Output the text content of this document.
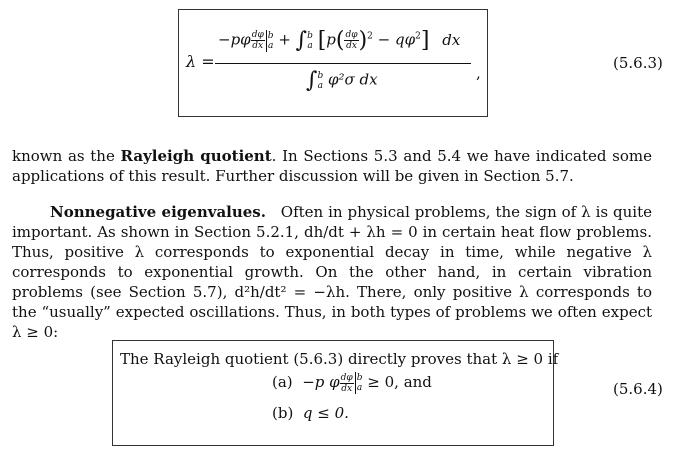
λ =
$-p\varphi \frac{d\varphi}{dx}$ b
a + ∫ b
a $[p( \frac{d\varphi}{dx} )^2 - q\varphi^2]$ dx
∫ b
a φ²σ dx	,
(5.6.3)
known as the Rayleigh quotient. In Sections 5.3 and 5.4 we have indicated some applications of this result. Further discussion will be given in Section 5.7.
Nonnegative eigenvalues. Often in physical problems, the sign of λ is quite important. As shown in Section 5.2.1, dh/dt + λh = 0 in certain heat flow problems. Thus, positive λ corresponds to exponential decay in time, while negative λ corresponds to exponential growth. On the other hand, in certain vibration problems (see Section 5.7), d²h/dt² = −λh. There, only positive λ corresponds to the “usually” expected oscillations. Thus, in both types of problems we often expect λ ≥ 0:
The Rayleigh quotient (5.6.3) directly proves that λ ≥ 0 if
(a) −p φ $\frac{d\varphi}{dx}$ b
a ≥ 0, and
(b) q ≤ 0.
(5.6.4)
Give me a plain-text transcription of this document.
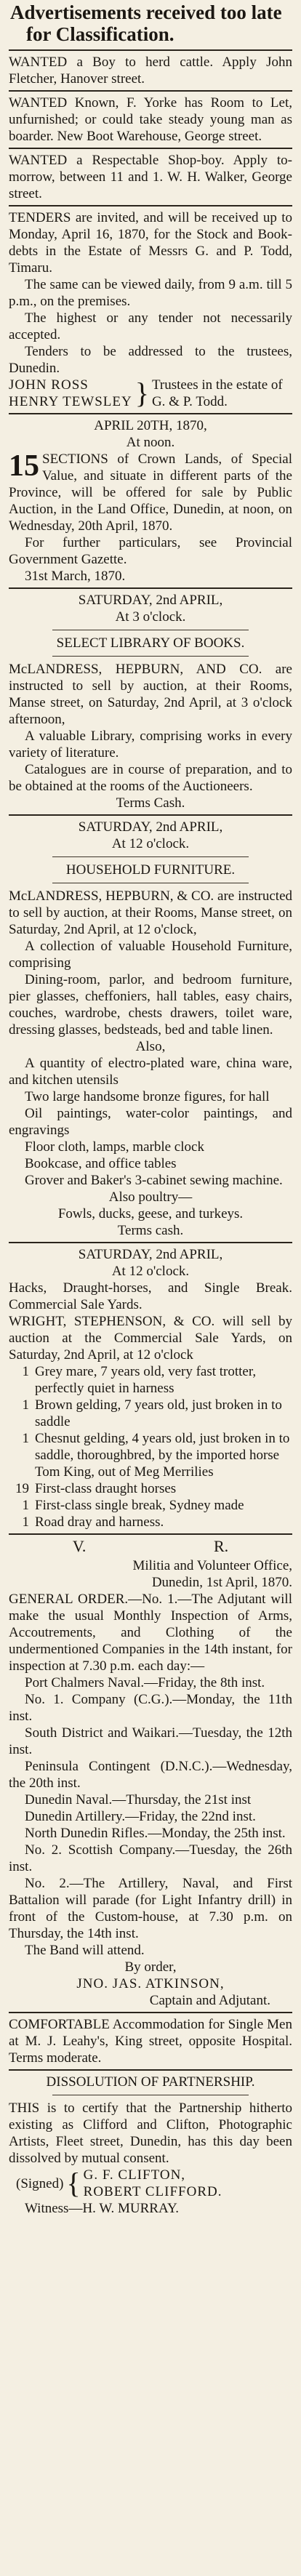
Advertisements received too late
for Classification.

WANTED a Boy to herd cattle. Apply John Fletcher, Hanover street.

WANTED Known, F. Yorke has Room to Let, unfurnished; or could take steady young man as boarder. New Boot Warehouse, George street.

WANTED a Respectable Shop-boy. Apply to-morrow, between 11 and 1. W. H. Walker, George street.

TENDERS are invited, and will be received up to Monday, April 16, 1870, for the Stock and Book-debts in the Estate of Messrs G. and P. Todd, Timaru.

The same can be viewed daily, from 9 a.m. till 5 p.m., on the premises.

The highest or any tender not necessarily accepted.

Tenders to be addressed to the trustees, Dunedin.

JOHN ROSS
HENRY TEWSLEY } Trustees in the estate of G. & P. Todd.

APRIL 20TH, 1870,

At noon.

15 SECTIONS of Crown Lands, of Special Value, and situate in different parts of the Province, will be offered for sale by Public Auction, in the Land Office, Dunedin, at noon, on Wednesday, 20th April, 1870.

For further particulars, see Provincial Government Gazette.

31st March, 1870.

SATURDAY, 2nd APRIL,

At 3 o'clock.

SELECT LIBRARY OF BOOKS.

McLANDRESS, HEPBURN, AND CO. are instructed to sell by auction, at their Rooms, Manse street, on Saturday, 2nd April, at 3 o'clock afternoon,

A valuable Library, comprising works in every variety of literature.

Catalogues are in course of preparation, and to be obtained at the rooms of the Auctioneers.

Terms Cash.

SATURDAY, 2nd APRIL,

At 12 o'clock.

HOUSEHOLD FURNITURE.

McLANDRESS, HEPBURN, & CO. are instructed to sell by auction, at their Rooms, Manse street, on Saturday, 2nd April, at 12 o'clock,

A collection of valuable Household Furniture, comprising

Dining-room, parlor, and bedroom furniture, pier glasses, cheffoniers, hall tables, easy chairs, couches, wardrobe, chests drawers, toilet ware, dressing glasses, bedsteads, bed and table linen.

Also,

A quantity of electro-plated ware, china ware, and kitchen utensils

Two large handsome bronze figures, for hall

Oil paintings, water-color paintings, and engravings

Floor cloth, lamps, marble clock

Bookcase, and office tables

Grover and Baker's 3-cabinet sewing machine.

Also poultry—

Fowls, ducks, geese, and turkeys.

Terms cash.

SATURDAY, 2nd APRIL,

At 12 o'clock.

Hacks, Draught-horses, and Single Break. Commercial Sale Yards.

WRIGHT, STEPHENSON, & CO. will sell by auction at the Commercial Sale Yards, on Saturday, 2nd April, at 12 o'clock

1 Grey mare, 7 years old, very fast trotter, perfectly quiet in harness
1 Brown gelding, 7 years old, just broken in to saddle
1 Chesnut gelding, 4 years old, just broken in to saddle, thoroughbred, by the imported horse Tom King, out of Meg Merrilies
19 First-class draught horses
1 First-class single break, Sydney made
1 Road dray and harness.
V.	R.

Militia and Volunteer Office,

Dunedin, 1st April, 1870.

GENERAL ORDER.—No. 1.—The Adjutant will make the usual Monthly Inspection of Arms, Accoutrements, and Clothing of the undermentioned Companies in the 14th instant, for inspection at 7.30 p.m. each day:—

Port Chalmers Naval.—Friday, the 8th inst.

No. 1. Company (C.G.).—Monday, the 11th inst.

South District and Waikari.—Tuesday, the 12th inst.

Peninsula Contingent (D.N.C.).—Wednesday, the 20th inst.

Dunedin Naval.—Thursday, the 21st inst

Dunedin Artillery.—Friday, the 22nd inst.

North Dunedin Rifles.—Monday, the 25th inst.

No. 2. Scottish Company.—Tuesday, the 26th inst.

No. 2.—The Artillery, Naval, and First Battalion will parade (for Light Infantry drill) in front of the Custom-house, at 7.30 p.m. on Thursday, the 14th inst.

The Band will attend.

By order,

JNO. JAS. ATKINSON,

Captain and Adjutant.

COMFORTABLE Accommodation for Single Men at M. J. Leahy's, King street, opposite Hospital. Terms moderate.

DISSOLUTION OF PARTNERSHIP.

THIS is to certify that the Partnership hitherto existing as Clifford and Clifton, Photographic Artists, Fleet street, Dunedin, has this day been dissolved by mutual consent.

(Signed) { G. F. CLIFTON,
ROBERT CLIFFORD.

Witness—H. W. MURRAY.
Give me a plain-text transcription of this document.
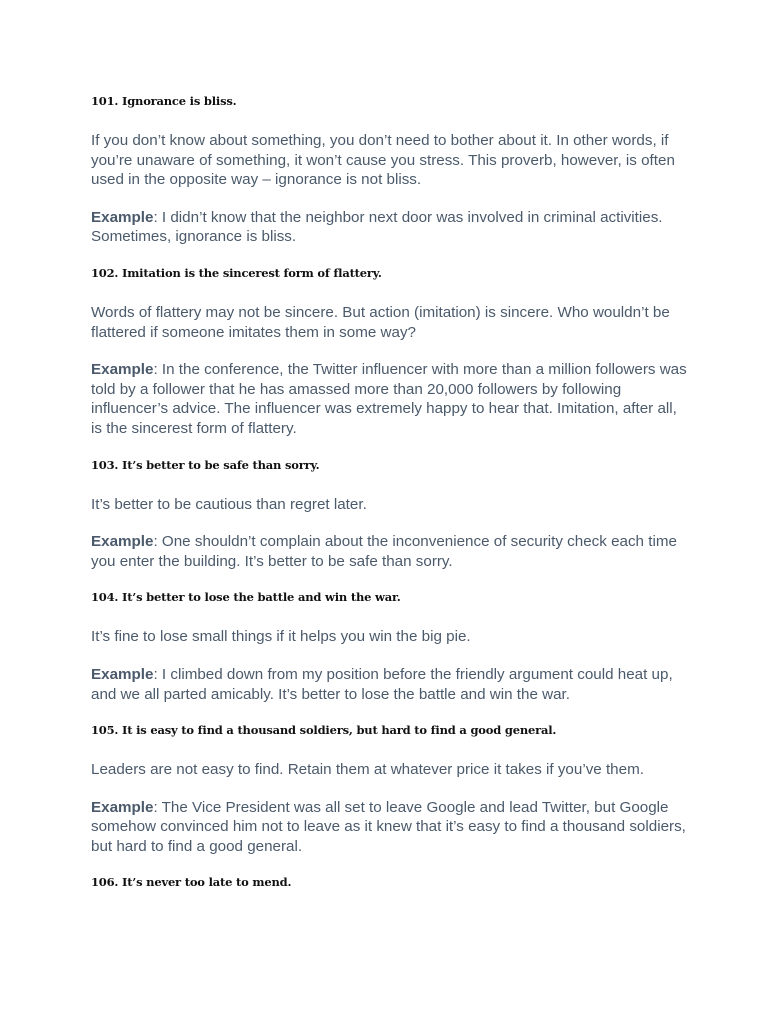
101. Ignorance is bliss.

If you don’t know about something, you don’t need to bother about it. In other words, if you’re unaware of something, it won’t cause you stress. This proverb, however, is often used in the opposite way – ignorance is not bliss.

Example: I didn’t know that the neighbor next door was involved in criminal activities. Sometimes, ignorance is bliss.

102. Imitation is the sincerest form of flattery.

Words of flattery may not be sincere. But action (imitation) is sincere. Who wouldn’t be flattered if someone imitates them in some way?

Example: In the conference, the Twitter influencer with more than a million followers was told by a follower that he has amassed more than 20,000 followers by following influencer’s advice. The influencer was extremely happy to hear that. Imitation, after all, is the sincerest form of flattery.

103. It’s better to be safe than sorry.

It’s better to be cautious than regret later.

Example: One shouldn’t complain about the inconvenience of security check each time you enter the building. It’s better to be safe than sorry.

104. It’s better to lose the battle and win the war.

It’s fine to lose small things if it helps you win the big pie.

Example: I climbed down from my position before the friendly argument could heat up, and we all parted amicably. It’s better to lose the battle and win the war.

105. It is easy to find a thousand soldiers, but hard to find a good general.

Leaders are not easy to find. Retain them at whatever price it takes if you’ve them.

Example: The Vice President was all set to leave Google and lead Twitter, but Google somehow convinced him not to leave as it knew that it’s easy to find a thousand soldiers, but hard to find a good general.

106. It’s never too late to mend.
☆ ☆ ☆ ☆
■ BRIEF
Go through the entries above and print each one exactly, minus the pictures.

■ THE RESPONSE
Output the text content of this document.
λ =
$-p\varphi \frac{d\varphi}{dx}$ b
a + ∫ b
a $[p( \frac{d\varphi}{dx} )^2 - q\varphi^2]$ dx
∫ b
a φ²σ dx	,
(5.6.3)
known as the Rayleigh quotient. In Sections 5.3 and 5.4 we have indicated some applications of this result. Further discussion will be given in Section 5.7.
Nonnegative eigenvalues. Often in physical problems, the sign of λ is quite important. As shown in Section 5.2.1, dh/dt + λh = 0 in certain heat flow problems. Thus, positive λ corresponds to exponential decay in time, while negative λ corresponds to exponential growth. On the other hand, in certain vibration problems (see Section 5.7), d²h/dt² = −λh. There, only positive λ corresponds to the “usually” expected oscillations. Thus, in both types of problems we often expect λ ≥ 0:
The Rayleigh quotient (5.6.3) directly proves that λ ≥ 0 if
(a) −p φ $\frac{d\varphi}{dx}$ b
a ≥ 0, and
(b) q ≤ 0.
(5.6.4)
Give me a plain-text transcription of this document.
Advertisements received too late
for Classification.

WANTED a Boy to herd cattle. Apply John Fletcher, Hanover street.

WANTED Known, F. Yorke has Room to Let, unfurnished; or could take steady young man as boarder. New Boot Warehouse, George street.

WANTED a Respectable Shop-boy. Apply to-morrow, between 11 and 1. W. H. Walker, George street.

TENDERS are invited, and will be received up to Monday, April 16, 1870, for the Stock and Book-debts in the Estate of Messrs G. and P. Todd, Timaru.

The same can be viewed daily, from 9 a.m. till 5 p.m., on the premises.

The highest or any tender not necessarily accepted.

Tenders to be addressed to the trustees, Dunedin.

JOHN ROSS
HENRY TEWSLEY } Trustees in the estate of G. & P. Todd.

APRIL 20TH, 1870,

At noon.

15 SECTIONS of Crown Lands, of Special Value, and situate in different parts of the Province, will be offered for sale by Public Auction, in the Land Office, Dunedin, at noon, on Wednesday, 20th April, 1870.

For further particulars, see Provincial Government Gazette.

31st March, 1870.

SATURDAY, 2nd APRIL,

At 3 o'clock.

SELECT LIBRARY OF BOOKS.

McLANDRESS, HEPBURN, AND CO. are instructed to sell by auction, at their Rooms, Manse street, on Saturday, 2nd April, at 3 o'clock afternoon,

A valuable Library, comprising works in every variety of literature.

Catalogues are in course of preparation, and to be obtained at the rooms of the Auctioneers.

Terms Cash.

SATURDAY, 2nd APRIL,

At 12 o'clock.

HOUSEHOLD FURNITURE.

McLANDRESS, HEPBURN, & CO. are instructed to sell by auction, at their Rooms, Manse street, on Saturday, 2nd April, at 12 o'clock,

A collection of valuable Household Furniture, comprising

Dining-room, parlor, and bedroom furniture, pier glasses, cheffoniers, hall tables, easy chairs, couches, wardrobe, chests drawers, toilet ware, dressing glasses, bedsteads, bed and table linen.

Also,

A quantity of electro-plated ware, china ware, and kitchen utensils

Two large handsome bronze figures, for hall

Oil paintings, water-color paintings, and engravings

Floor cloth, lamps, marble clock

Bookcase, and office tables

Grover and Baker's 3-cabinet sewing machine.

Also poultry—

Fowls, ducks, geese, and turkeys.

Terms cash.

SATURDAY, 2nd APRIL,

At 12 o'clock.

Hacks, Draught-horses, and Single Break. Commercial Sale Yards.

WRIGHT, STEPHENSON, & CO. will sell by auction at the Commercial Sale Yards, on Saturday, 2nd April, at 12 o'clock

1 Grey mare, 7 years old, very fast trotter, perfectly quiet in harness
1 Brown gelding, 7 years old, just broken in to saddle
1 Chesnut gelding, 4 years old, just broken in to saddle, thoroughbred, by the imported horse Tom King, out of Meg Merrilies
19 First-class draught horses
1 First-class single break, Sydney made
1 Road dray and harness.
V.	R.

Militia and Volunteer Office,

Dunedin, 1st April, 1870.

GENERAL ORDER.—No. 1.—The Adjutant will make the usual Monthly Inspection of Arms, Accoutrements, and Clothing of the undermentioned Companies in the 14th instant, for inspection at 7.30 p.m. each day:—

Port Chalmers Naval.—Friday, the 8th inst.

No. 1. Company (C.G.).—Monday, the 11th inst.

South District and Waikari.—Tuesday, the 12th inst.

Peninsula Contingent (D.N.C.).—Wednesday, the 20th inst.

Dunedin Naval.—Thursday, the 21st inst

Dunedin Artillery.—Friday, the 22nd inst.

North Dunedin Rifles.—Monday, the 25th inst.

No. 2. Scottish Company.—Tuesday, the 26th inst.

No. 2.—The Artillery, Naval, and First Battalion will parade (for Light Infantry drill) in front of the Custom-house, at 7.30 p.m. on Thursday, the 14th inst.

The Band will attend.

By order,

JNO. JAS. ATKINSON,

Captain and Adjutant.

COMFORTABLE Accommodation for Single Men at M. J. Leahy's, King street, opposite Hospital. Terms moderate.

DISSOLUTION OF PARTNERSHIP.

THIS is to certify that the Partnership hitherto existing as Clifford and Clifton, Photographic Artists, Fleet street, Dunedin, has this day been dissolved by mutual consent.

(Signed) { G. F. CLIFTON,
ROBERT CLIFFORD.

Witness—H. W. MURRAY.
Give me a plain-text transcription of this document.
101. Ignorance is bliss.

If you don’t know about something, you don’t need to bother about it. In other words, if you’re unaware of something, it won’t cause you stress. This proverb, however, is often used in the opposite way – ignorance is not bliss.

Example: I didn’t know that the neighbor next door was involved in criminal activities. Sometimes, ignorance is bliss.

102. Imitation is the sincerest form of flattery.

Words of flattery may not be sincere. But action (imitation) is sincere. Who wouldn’t be flattered if someone imitates them in some way?

Example: In the conference, the Twitter influencer with more than a million followers was told by a follower that he has amassed more than 20,000 followers by following influencer’s advice. The influencer was extremely happy to hear that. Imitation, after all, is the sincerest form of flattery.

103. It’s better to be safe than sorry.

It’s better to be cautious than regret later.

Example: One shouldn’t complain about the inconvenience of security check each time you enter the building. It’s better to be safe than sorry.

104. It’s better to lose the battle and win the war.

It’s fine to lose small things if it helps you win the big pie.

Example: I climbed down from my position before the friendly argument could heat up, and we all parted amicably. It’s better to lose the battle and win the war.

105. It is easy to find a thousand soldiers, but hard to find a good general.

Leaders are not easy to find. Retain them at whatever price it takes if you’ve them.

Example: The Vice President was all set to leave Google and lead Twitter, but Google somehow convinced him not to leave as it knew that it’s easy to find a thousand soldiers, but hard to find a good general.

106. It’s never too late to mend.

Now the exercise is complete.